## EXERCISE
Find each line with the string "Inspections" and report it.

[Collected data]
##########

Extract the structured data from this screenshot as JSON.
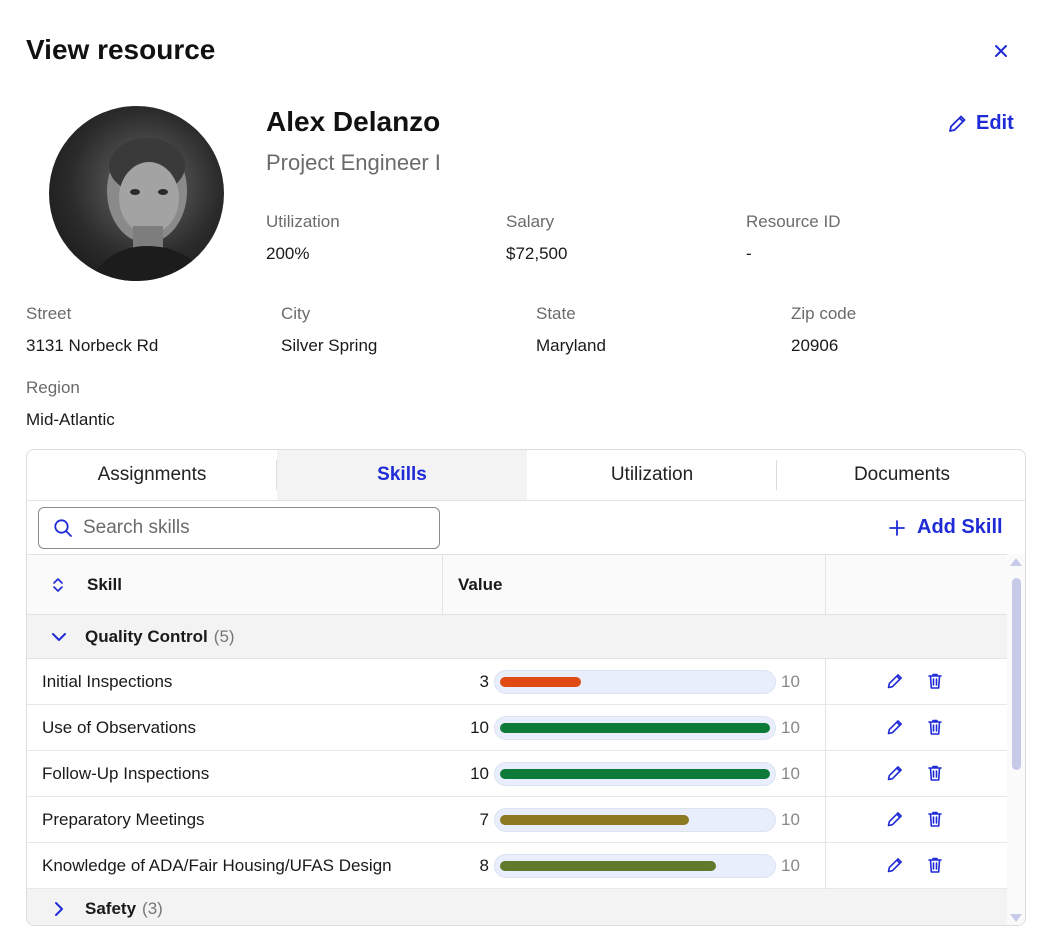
{
  "header": {
    "title": "View resource"
  },
  "profile": {
    "name": "Alex Delanzo",
    "role": "Project Engineer I",
    "edit_label": "Edit"
  },
  "fields": {
    "utilization": {
      "label": "Utilization",
      "value": "200%"
    },
    "salary": {
      "label": "Salary",
      "value": "$72,500"
    },
    "resource_id": {
      "label": "Resource ID",
      "value": "-"
    },
    "street": {
      "label": "Street",
      "value": "3131 Norbeck Rd"
    },
    "city": {
      "label": "City",
      "value": "Silver Spring"
    },
    "state": {
      "label": "State",
      "value": "Maryland"
    },
    "zip": {
      "label": "Zip code",
      "value": "20906"
    },
    "region": {
      "label": "Region",
      "value": "Mid-Atlantic"
    }
  },
  "tabs": [
    {
      "label": "Assignments",
      "active": false
    },
    {
      "label": "Skills",
      "active": true
    },
    {
      "label": "Utilization",
      "active": false
    },
    {
      "label": "Documents",
      "active": false
    }
  ],
  "skills_panel": {
    "search_placeholder": "Search skills",
    "search_value": "",
    "add_label": "Add Skill",
    "columns": {
      "skill": "Skill",
      "value": "Value"
    },
    "groups": [
      {
        "name": "Quality Control",
        "count": "(5)",
        "expanded": true,
        "rows": [
          {
            "name": "Initial Inspections",
            "value": "3",
            "max": "10",
            "color": "#e04a14"
          },
          {
            "name": "Use of Observations",
            "value": "10",
            "max": "10",
            "color": "#0e7a3a"
          },
          {
            "name": "Follow-Up Inspections",
            "value": "10",
            "max": "10",
            "color": "#0e7a3a"
          },
          {
            "name": "Preparatory Meetings",
            "value": "7",
            "max": "10",
            "color": "#8c7a22"
          },
          {
            "name": "Knowledge of ADA/Fair Housing/UFAS Design",
            "value": "8",
            "max": "10",
            "color": "#5f7a2a"
          }
        ]
      },
      {
        "name": "Safety",
        "count": "(3)",
        "expanded": false,
        "rows": []
      }
    ]
  },
  "colors": {
    "accent": "#1f2bd6"
  }
}
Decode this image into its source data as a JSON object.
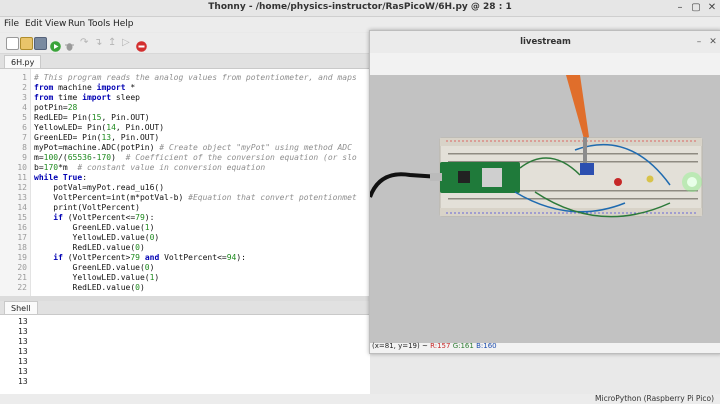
{
  "window": {
    "title": "Thonny - /home/physics-instructor/RasPicoW/6H.py @ 28 : 1"
  },
  "menu": [
    "File",
    "Edit",
    "View",
    "Run",
    "Tools",
    "Help"
  ],
  "editor": {
    "tab": "6H.py",
    "lines": [
      {
        "n": "1",
        "html": "<span class=\"cm\"># This program reads the analog values from potentiometer, and maps</span>"
      },
      {
        "n": "2",
        "html": "<span class=\"kw\">from</span> machine <span class=\"kw\">import</span> *"
      },
      {
        "n": "3",
        "html": "<span class=\"kw\">from</span> time <span class=\"kw\">import</span> sleep"
      },
      {
        "n": "4",
        "html": "potPin=<span class=\"nm\">28</span>"
      },
      {
        "n": "5",
        "html": "RedLED= Pin(<span class=\"nm\">15</span>, Pin.OUT)"
      },
      {
        "n": "6",
        "html": "YellowLED= Pin(<span class=\"nm\">14</span>, Pin.OUT)"
      },
      {
        "n": "7",
        "html": "GreenLED= Pin(<span class=\"nm\">13</span>, Pin.OUT)"
      },
      {
        "n": "8",
        "html": "myPot=machine.ADC(potPin) <span class=\"cm\"># Create object \"myPot\" using method ADC</span>"
      },
      {
        "n": "9",
        "html": "m=<span class=\"nm\">100</span>/(<span class=\"nm\">65536</span>-<span class=\"nm\">170</span>)  <span class=\"cm\"># Coefficient of the conversion equation (or slo</span>"
      },
      {
        "n": "10",
        "html": "b=<span class=\"nm\">170</span>*m  <span class=\"cm\"># constant value in conversion equation</span>"
      },
      {
        "n": "11",
        "html": "<span class=\"kw\">while</span> <span class=\"kw\">True</span>:"
      },
      {
        "n": "12",
        "html": "    potVal=myPot.read_u16()"
      },
      {
        "n": "13",
        "html": "    VoltPercent=int(m*potVal-b) <span class=\"cm\">#Equation that convert potentionmet</span>"
      },
      {
        "n": "14",
        "html": "    print(VoltPercent)"
      },
      {
        "n": "15",
        "html": "    <span class=\"kw\">if</span> (VoltPercent&lt;=<span class=\"nm\">79</span>):"
      },
      {
        "n": "16",
        "html": "        GreenLED.value(<span class=\"nm\">1</span>)"
      },
      {
        "n": "17",
        "html": "        YellowLED.value(<span class=\"nm\">0</span>)"
      },
      {
        "n": "18",
        "html": "        RedLED.value(<span class=\"nm\">0</span>)"
      },
      {
        "n": "19",
        "html": "    <span class=\"kw\">if</span> (VoltPercent&gt;<span class=\"nm\">79</span> <span class=\"kw\">and</span> VoltPercent&lt;=<span class=\"nm\">94</span>):"
      },
      {
        "n": "20",
        "html": "        GreenLED.value(<span class=\"nm\">0</span>)"
      },
      {
        "n": "21",
        "html": "        YellowLED.value(<span class=\"nm\">1</span>)"
      },
      {
        "n": "22",
        "html": "        RedLED.value(<span class=\"nm\">0</span>)"
      }
    ]
  },
  "shell": {
    "tab": "Shell",
    "output": [
      "13",
      "13",
      "13",
      "13",
      "13",
      "13",
      "13"
    ]
  },
  "statusbar": {
    "interpreter": "MicroPython (Raspberry Pi Pico)"
  },
  "livestream": {
    "title": "livestream",
    "readout": {
      "coords": "(x=81, y=19) ~",
      "r": "R:157",
      "g": "G:161",
      "b": "B:160"
    }
  }
}
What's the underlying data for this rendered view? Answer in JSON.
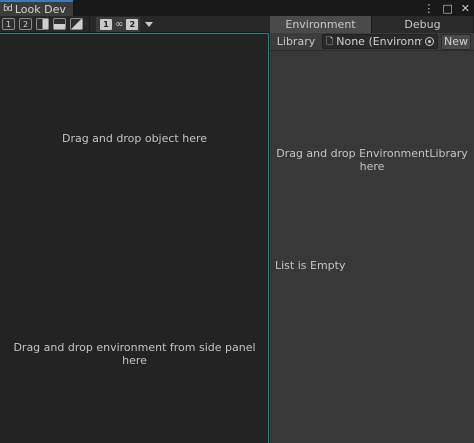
{
  "window": {
    "tab_title": "Look Dev",
    "tab_icon": "ɓd",
    "menu_icon": "⋮",
    "maximize_icon": "□",
    "close_icon": "✕"
  },
  "toolbar": {
    "single_view_1": "1",
    "single_view_2": "2",
    "env_1": "1",
    "link_glyph": "∞",
    "env_2": "2"
  },
  "viewport": {
    "drop_object_text": "Drag and drop object here",
    "drop_environment_text": "Drag and drop environment from side panel here"
  },
  "side_panel": {
    "tabs": [
      {
        "label": "Environment",
        "active": true
      },
      {
        "label": "Debug",
        "active": false
      }
    ],
    "library_label": "Library",
    "library_field_value": "None (Environment",
    "new_button": "New",
    "drop_library_text": "Drag and drop EnvironmentLibrary here",
    "list_empty_text": "List is Empty"
  }
}
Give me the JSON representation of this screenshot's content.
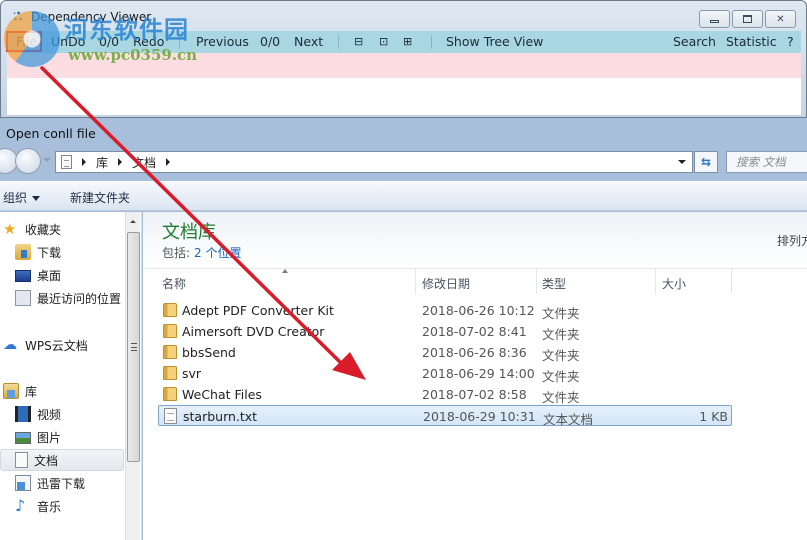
{
  "viewer": {
    "title": "Dependency Viewer",
    "window_controls": {
      "minimize": "—",
      "maximize": "□",
      "close": "✕"
    },
    "toolbar": {
      "file": "File",
      "undo": "UnDo",
      "undo_count": "0/0",
      "redo": "Redo",
      "previous": "Previous",
      "nav_count": "0/0",
      "next": "Next",
      "collapse_icon": "⊟",
      "fit_icon": "⊡",
      "expand_icon": "⊞",
      "show_tree_view": "Show Tree View",
      "search": "Search",
      "statistic": "Statistic",
      "help": "?"
    }
  },
  "watermark": {
    "text": "河东软件园",
    "url": "www.pc0359.cn"
  },
  "dialog": {
    "title": "Open conll file",
    "breadcrumb": [
      "库",
      "文档"
    ],
    "search_placeholder": "搜索 文档",
    "refresh_icon": "⇆",
    "commands": {
      "organize": "组织",
      "new_folder": "新建文件夹"
    },
    "sidebar": {
      "favorites": {
        "label": "收藏夹",
        "items": [
          {
            "label": "下载",
            "icon": "download-folder-icon"
          },
          {
            "label": "桌面",
            "icon": "desktop-icon"
          },
          {
            "label": "最近访问的位置",
            "icon": "recent-places-icon"
          }
        ]
      },
      "wps": {
        "label": "WPS云文档",
        "icon": "cloud-icon"
      },
      "libraries": {
        "label": "库",
        "items": [
          {
            "label": "视频",
            "icon": "video-icon"
          },
          {
            "label": "图片",
            "icon": "pictures-icon"
          },
          {
            "label": "文档",
            "icon": "documents-icon",
            "selected": true
          },
          {
            "label": "迅雷下载",
            "icon": "thunder-download-icon"
          },
          {
            "label": "音乐",
            "icon": "music-icon"
          }
        ]
      }
    },
    "library": {
      "title": "文档库",
      "includes_label": "包括:",
      "includes_link": "2 个位置",
      "arrange_by": "排列方"
    },
    "columns": [
      "名称",
      "修改日期",
      "类型",
      "大小"
    ],
    "files": [
      {
        "name": "Adept PDF Converter Kit",
        "date": "2018-06-26 10:12",
        "type": "文件夹",
        "size": "",
        "kind": "folder"
      },
      {
        "name": "Aimersoft DVD Creator",
        "date": "2018-07-02 8:41",
        "type": "文件夹",
        "size": "",
        "kind": "folder"
      },
      {
        "name": "bbsSend",
        "date": "2018-06-26 8:36",
        "type": "文件夹",
        "size": "",
        "kind": "folder"
      },
      {
        "name": "svr",
        "date": "2018-06-29 14:00",
        "type": "文件夹",
        "size": "",
        "kind": "folder"
      },
      {
        "name": "WeChat Files",
        "date": "2018-07-02 8:58",
        "type": "文件夹",
        "size": "",
        "kind": "folder"
      },
      {
        "name": "starburn.txt",
        "date": "2018-06-29 10:31",
        "type": "文本文档",
        "size": "1 KB",
        "kind": "text",
        "selected": true
      }
    ]
  },
  "colors": {
    "toolbar_bg": "#a9d6e3",
    "pink_bar": "#fddde1",
    "library_title": "#1e7d2e",
    "link": "#1c63b7",
    "annotation_red": "#d91b2a"
  }
}
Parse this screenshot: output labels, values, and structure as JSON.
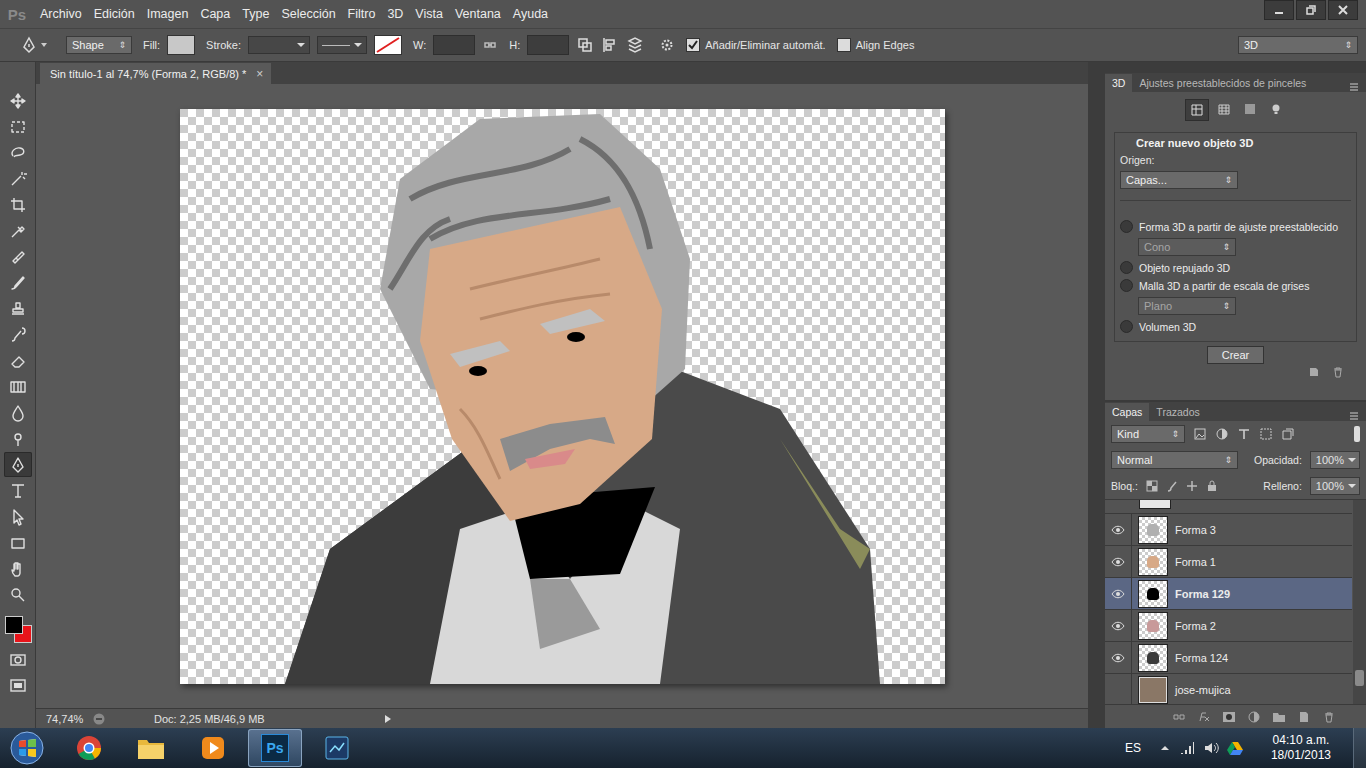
{
  "app": {
    "logo": "Ps"
  },
  "menu": [
    "Archivo",
    "Edición",
    "Imagen",
    "Capa",
    "Type",
    "Selección",
    "Filtro",
    "3D",
    "Vista",
    "Ventana",
    "Ayuda"
  ],
  "options_bar": {
    "mode": "Shape",
    "fill_label": "Fill:",
    "fill_color": "#c8c8c8",
    "stroke_label": "Stroke:",
    "width_label": "W:",
    "width_value": "",
    "height_label": "H:",
    "height_value": "",
    "checkboxes": [
      {
        "label": "Añadir/Eliminar automát.",
        "checked": true
      },
      {
        "label": "Align Edges",
        "checked": false
      }
    ],
    "workspace": "3D"
  },
  "tools": [
    {
      "selected": false
    },
    {
      "selected": false
    },
    {
      "selected": false
    },
    {
      "selected": false
    },
    {
      "selected": false
    },
    {
      "selected": false
    },
    {
      "selected": false
    },
    {
      "selected": false
    },
    {
      "selected": false
    },
    {
      "selected": false
    },
    {
      "selected": false
    },
    {
      "selected": false
    },
    {
      "selected": false
    },
    {
      "selected": false
    },
    {
      "selected": true
    },
    {
      "selected": false
    },
    {
      "selected": false
    },
    {
      "selected": false
    },
    {
      "selected": false
    },
    {
      "selected": false
    }
  ],
  "colors": {
    "foreground": "#000000",
    "background": "#e8141a"
  },
  "document": {
    "tab": "Sin título-1 al 74,7% (Forma 2, RGB/8) *",
    "close": "×",
    "zoom": "74,74%",
    "doc_info": "Doc: 2,25 MB/46,9 MB"
  },
  "panel_3d": {
    "tabs": [
      {
        "label": "3D",
        "selected": true
      },
      {
        "label": "Ajustes preestablecidos de pinceles",
        "selected": false
      }
    ],
    "title": "Crear nuevo objeto 3D",
    "origin_label": "Origen:",
    "origin_value": "Capas...",
    "options": [
      {
        "label": "Forma 3D a partir de ajuste preestablecido",
        "selected": false,
        "dropdown": {
          "value": "Cono",
          "disabled": true
        }
      },
      {
        "label": "Objeto repujado 3D",
        "selected": false
      },
      {
        "label": "Malla 3D a partir de escala de grises",
        "selected": false,
        "dropdown": {
          "value": "Plano",
          "disabled": true
        }
      },
      {
        "label": "Volumen 3D",
        "selected": false
      }
    ],
    "button": "Crear"
  },
  "layers_panel": {
    "tabs": [
      {
        "label": "Capas",
        "selected": true
      },
      {
        "label": "Trazados",
        "selected": false
      }
    ],
    "filter": "Kind",
    "blend_mode": "Normal",
    "opacity_label": "Opacidad:",
    "opacity": "100%",
    "lock_label": "Bloq.:",
    "fill_label": "Relleno:",
    "fill": "100%",
    "layers": [
      {
        "name": "Forma 3",
        "visible": true,
        "selected": false,
        "kind": "shape",
        "color": "#b0b0b0"
      },
      {
        "name": "Forma 1",
        "visible": true,
        "selected": false,
        "kind": "shape",
        "color": "#d7a987"
      },
      {
        "name": "Forma 129",
        "visible": true,
        "selected": true,
        "kind": "shape",
        "color": "#000000"
      },
      {
        "name": "Forma 2",
        "visible": true,
        "selected": false,
        "kind": "shape",
        "color": "#c89a9a"
      },
      {
        "name": "Forma 124",
        "visible": true,
        "selected": false,
        "kind": "shape",
        "color": "#3a3a3a"
      },
      {
        "name": "jose-mujica",
        "visible": false,
        "selected": false,
        "kind": "image",
        "color": "#8a7766"
      }
    ]
  },
  "taskbar": {
    "apps": [
      {
        "selected": false
      },
      {
        "selected": false
      },
      {
        "selected": false
      },
      {
        "selected": true
      },
      {
        "selected": false
      }
    ],
    "language": "ES",
    "time": "04:10 a.m.",
    "date": "18/01/2013"
  }
}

##########

## RESULT OF THE TASK
            "name": "Initial Inspections",
            "name": "Follow-Up Inspections",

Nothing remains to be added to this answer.